# TASK TO CARRY OUT
Repeat every record below exactly, leaving out the pictures.

# DATA FOR THIS EXERCISE
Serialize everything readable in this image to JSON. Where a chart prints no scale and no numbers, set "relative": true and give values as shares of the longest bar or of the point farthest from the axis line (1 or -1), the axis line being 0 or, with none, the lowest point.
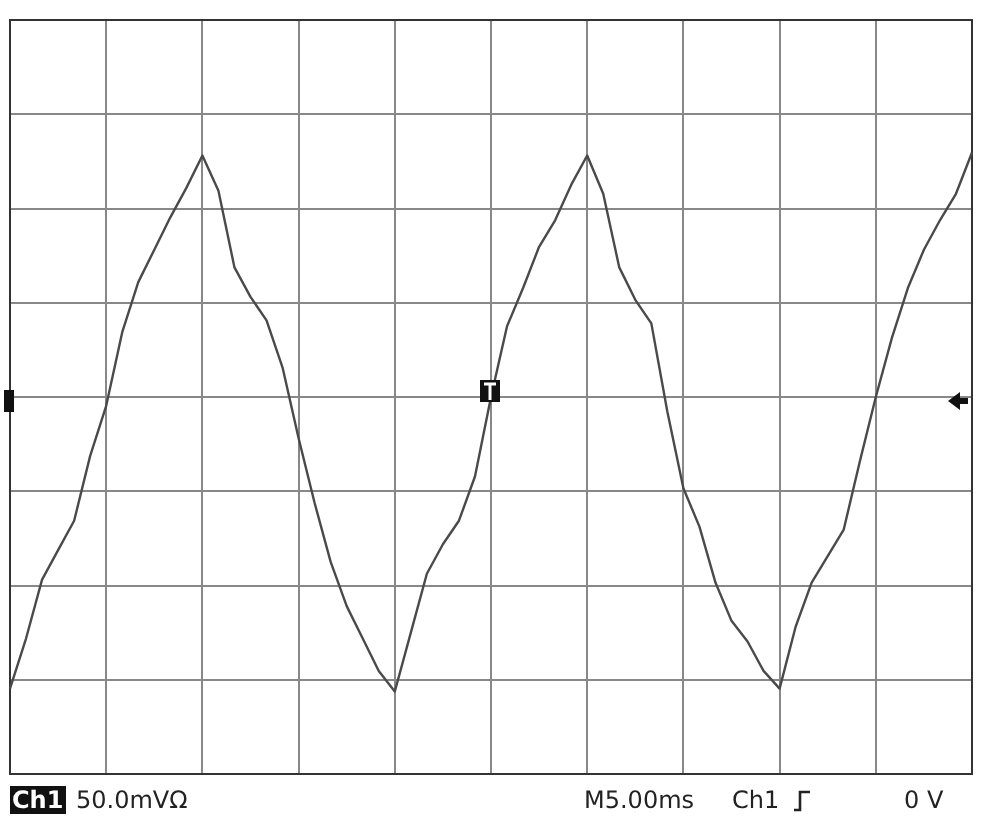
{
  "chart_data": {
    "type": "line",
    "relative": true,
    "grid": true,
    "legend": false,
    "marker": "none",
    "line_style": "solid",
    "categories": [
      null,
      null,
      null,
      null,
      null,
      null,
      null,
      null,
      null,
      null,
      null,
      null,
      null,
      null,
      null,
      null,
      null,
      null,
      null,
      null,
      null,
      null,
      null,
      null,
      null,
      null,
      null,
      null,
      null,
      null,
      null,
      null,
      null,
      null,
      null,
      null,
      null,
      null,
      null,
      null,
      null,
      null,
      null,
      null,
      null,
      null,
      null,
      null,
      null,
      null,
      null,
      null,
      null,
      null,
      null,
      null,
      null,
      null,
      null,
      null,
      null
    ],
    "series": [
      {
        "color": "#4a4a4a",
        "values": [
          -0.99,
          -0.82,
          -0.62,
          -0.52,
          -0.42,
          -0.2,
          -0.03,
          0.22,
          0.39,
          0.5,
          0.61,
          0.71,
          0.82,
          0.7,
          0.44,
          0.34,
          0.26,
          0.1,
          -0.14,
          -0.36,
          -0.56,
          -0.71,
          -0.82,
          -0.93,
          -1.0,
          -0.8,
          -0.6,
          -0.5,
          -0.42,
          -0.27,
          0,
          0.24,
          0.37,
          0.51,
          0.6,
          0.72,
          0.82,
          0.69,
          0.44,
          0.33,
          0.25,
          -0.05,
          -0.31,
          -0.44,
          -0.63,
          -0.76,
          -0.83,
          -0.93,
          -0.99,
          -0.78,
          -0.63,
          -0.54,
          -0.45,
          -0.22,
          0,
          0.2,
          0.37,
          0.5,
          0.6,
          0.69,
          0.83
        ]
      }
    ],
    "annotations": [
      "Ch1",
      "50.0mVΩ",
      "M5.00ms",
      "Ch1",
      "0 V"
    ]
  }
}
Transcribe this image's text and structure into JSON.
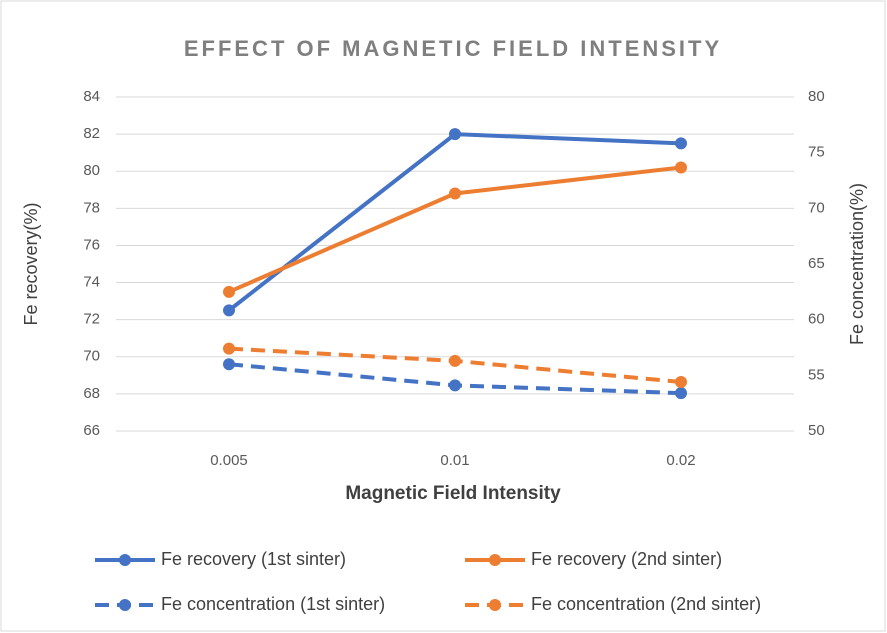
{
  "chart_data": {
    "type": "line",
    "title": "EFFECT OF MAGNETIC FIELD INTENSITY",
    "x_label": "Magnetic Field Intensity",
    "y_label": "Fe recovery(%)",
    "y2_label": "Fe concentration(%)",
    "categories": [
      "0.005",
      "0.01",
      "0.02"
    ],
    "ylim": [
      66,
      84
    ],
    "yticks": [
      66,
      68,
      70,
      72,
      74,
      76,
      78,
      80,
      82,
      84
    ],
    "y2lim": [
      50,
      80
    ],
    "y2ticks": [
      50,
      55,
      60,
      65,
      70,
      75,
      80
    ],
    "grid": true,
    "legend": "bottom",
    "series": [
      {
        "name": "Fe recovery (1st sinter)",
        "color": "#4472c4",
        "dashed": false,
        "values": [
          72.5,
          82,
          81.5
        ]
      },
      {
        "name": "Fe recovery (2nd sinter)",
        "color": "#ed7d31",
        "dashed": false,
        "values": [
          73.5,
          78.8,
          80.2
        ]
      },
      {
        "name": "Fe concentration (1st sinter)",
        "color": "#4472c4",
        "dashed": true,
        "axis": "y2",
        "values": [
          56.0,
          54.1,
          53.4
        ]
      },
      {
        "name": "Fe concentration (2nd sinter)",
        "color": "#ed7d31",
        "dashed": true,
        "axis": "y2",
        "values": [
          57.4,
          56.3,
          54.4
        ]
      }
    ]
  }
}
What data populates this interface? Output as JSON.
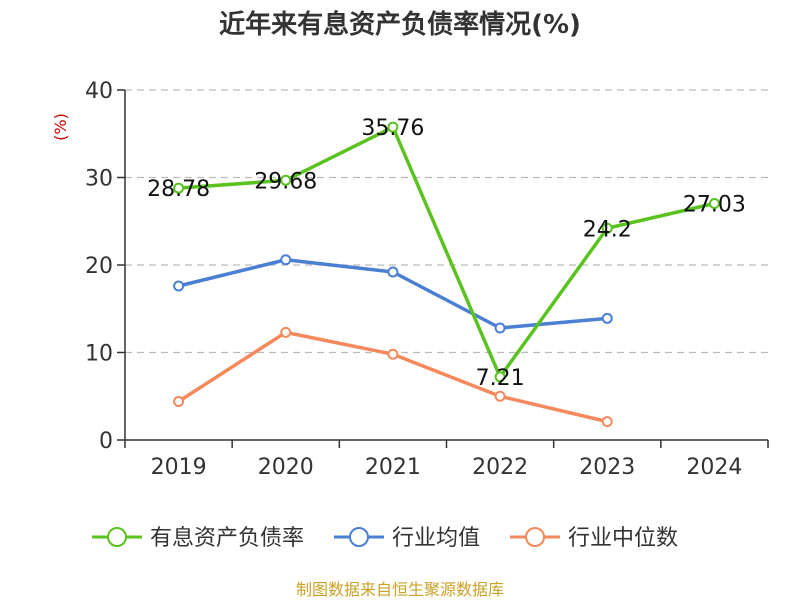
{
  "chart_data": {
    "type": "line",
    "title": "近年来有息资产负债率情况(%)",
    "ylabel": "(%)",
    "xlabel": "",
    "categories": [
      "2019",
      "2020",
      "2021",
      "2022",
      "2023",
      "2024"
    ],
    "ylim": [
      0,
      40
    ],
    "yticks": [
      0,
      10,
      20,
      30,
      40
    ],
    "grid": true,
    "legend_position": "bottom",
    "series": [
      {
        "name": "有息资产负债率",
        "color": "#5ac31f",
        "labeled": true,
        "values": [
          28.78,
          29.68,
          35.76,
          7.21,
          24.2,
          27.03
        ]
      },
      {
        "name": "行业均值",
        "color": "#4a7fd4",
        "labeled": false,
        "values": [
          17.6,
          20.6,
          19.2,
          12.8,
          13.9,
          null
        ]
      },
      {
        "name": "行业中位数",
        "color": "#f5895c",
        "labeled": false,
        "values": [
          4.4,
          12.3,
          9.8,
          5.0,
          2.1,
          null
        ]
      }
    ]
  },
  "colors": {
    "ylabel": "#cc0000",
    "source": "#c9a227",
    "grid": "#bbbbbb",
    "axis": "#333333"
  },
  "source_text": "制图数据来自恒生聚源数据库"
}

# FULL ANSWER
Serialize everything readable in this image to JSON. Where a chart prints no scale and no numbers, set "relative": true and give values as shares of the longest bar or of the point farthest from the axis line (1 or -1), the axis line being 0 or, with none, the lowest point.
{
  "chart_data": {
    "type": "line",
    "relative": true,
    "grid": true,
    "legend": false,
    "marker": "none",
    "line_style": "solid",
    "categories": [
      null,
      null,
      null,
      null,
      null,
      null,
      null,
      null,
      null,
      null,
      null,
      null,
      null,
      null,
      null,
      null,
      null,
      null,
      null,
      null,
      null,
      null,
      null,
      null,
      null,
      null,
      null,
      null,
      null,
      null,
      null,
      null,
      null,
      null,
      null,
      null,
      null,
      null,
      null,
      null,
      null,
      null,
      null,
      null,
      null,
      null,
      null,
      null,
      null,
      null,
      null,
      null,
      null,
      null,
      null,
      null,
      null,
      null,
      null,
      null,
      null
    ],
    "series": [
      {
        "color": "#4a4a4a",
        "values": [
          -0.99,
          -0.82,
          -0.62,
          -0.52,
          -0.42,
          -0.2,
          -0.03,
          0.22,
          0.39,
          0.5,
          0.61,
          0.71,
          0.82,
          0.7,
          0.44,
          0.34,
          0.26,
          0.1,
          -0.14,
          -0.36,
          -0.56,
          -0.71,
          -0.82,
          -0.93,
          -1.0,
          -0.8,
          -0.6,
          -0.5,
          -0.42,
          -0.27,
          0,
          0.24,
          0.37,
          0.51,
          0.6,
          0.72,
          0.82,
          0.69,
          0.44,
          0.33,
          0.25,
          -0.05,
          -0.31,
          -0.44,
          -0.63,
          -0.76,
          -0.83,
          -0.93,
          -0.99,
          -0.78,
          -0.63,
          -0.54,
          -0.45,
          -0.22,
          0,
          0.2,
          0.37,
          0.5,
          0.6,
          0.69,
          0.83
        ]
      }
    ],
    "annotations": [
      "Ch1",
      "50.0mVΩ",
      "M5.00ms",
      "Ch1",
      "0 V"
    ]
  }
}
Transcribe this image's text and structure into JSON.
{
  "chart_data": {
    "type": "line",
    "title": "EFFECT OF MAGNETIC FIELD INTENSITY",
    "x_label": "Magnetic Field Intensity",
    "y_label": "Fe recovery(%)",
    "y2_label": "Fe concentration(%)",
    "categories": [
      "0.005",
      "0.01",
      "0.02"
    ],
    "ylim": [
      66,
      84
    ],
    "yticks": [
      66,
      68,
      70,
      72,
      74,
      76,
      78,
      80,
      82,
      84
    ],
    "y2lim": [
      50,
      80
    ],
    "y2ticks": [
      50,
      55,
      60,
      65,
      70,
      75,
      80
    ],
    "grid": true,
    "legend": "bottom",
    "series": [
      {
        "name": "Fe recovery (1st sinter)",
        "color": "#4472c4",
        "dashed": false,
        "values": [
          72.5,
          82,
          81.5
        ]
      },
      {
        "name": "Fe recovery (2nd sinter)",
        "color": "#ed7d31",
        "dashed": false,
        "values": [
          73.5,
          78.8,
          80.2
        ]
      },
      {
        "name": "Fe concentration (1st sinter)",
        "color": "#4472c4",
        "dashed": true,
        "axis": "y2",
        "values": [
          56.0,
          54.1,
          53.4
        ]
      },
      {
        "name": "Fe concentration (2nd sinter)",
        "color": "#ed7d31",
        "dashed": true,
        "axis": "y2",
        "values": [
          57.4,
          56.3,
          54.4
        ]
      }
    ]
  }
}
What data populates this interface? Output as JSON.
{
  "chart_data": {
    "type": "line",
    "title": "近年来有息资产负债率情况(%)",
    "ylabel": "(%)",
    "xlabel": "",
    "categories": [
      "2019",
      "2020",
      "2021",
      "2022",
      "2023",
      "2024"
    ],
    "ylim": [
      0,
      40
    ],
    "yticks": [
      0,
      10,
      20,
      30,
      40
    ],
    "grid": true,
    "legend_position": "bottom",
    "series": [
      {
        "name": "有息资产负债率",
        "color": "#5ac31f",
        "labeled": true,
        "values": [
          28.78,
          29.68,
          35.76,
          7.21,
          24.2,
          27.03
        ]
      },
      {
        "name": "行业均值",
        "color": "#4a7fd4",
        "labeled": false,
        "values": [
          17.6,
          20.6,
          19.2,
          12.8,
          13.9,
          null
        ]
      },
      {
        "name": "行业中位数",
        "color": "#f5895c",
        "labeled": false,
        "values": [
          4.4,
          12.3,
          9.8,
          5.0,
          2.1,
          null
        ]
      }
    ]
  },
  "colors": {
    "ylabel": "#cc0000",
    "source": "#c9a227",
    "grid": "#bbbbbb",
    "axis": "#333333"
  },
  "source_text": "制图数据来自恒生聚源数据库"
}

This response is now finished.